[Work to complete] Can you print every record below exactly as written?

— Start Data in this exercise —

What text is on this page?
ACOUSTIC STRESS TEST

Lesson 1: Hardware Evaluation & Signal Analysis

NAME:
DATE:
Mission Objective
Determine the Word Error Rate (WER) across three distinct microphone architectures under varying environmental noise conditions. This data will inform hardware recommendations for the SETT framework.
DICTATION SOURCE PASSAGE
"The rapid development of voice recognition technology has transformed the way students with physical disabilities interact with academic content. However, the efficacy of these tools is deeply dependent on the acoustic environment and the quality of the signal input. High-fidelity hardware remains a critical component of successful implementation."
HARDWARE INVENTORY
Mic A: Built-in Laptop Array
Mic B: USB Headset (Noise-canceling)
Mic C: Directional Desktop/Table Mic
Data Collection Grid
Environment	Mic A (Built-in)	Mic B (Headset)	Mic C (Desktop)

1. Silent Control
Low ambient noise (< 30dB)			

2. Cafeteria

— End Data in this exercise —

[Solution]
What text is on this page?
ACOUSTIC STRESS TEST

Lesson 1: Hardware Evaluation & Signal Analysis

NAME:
DATE:
Mission Objective
Determine the Word Error Rate (WER) across three distinct microphone architectures under varying environmental noise conditions. This data will inform hardware recommendations for the SETT framework.
DICTATION SOURCE PASSAGE
"The rapid development of voice recognition technology has transformed the way students with physical disabilities interact with academic content. However, the efficacy of these tools is deeply dependent on the acoustic environment and the quality of the signal input. High-fidelity hardware remains a critical component of successful implementation."
HARDWARE INVENTORY
Mic A: Built-in Laptop Array
Mic B: USB Headset (Noise-canceling)
Mic C: Directional Desktop/Table Mic
Data Collection Grid
Environment	Mic A (Built-in)	Mic B (Headset)	Mic C (Desktop)

1. Silent Control
Low ambient noise (< 30dB)			

2. Cafeteria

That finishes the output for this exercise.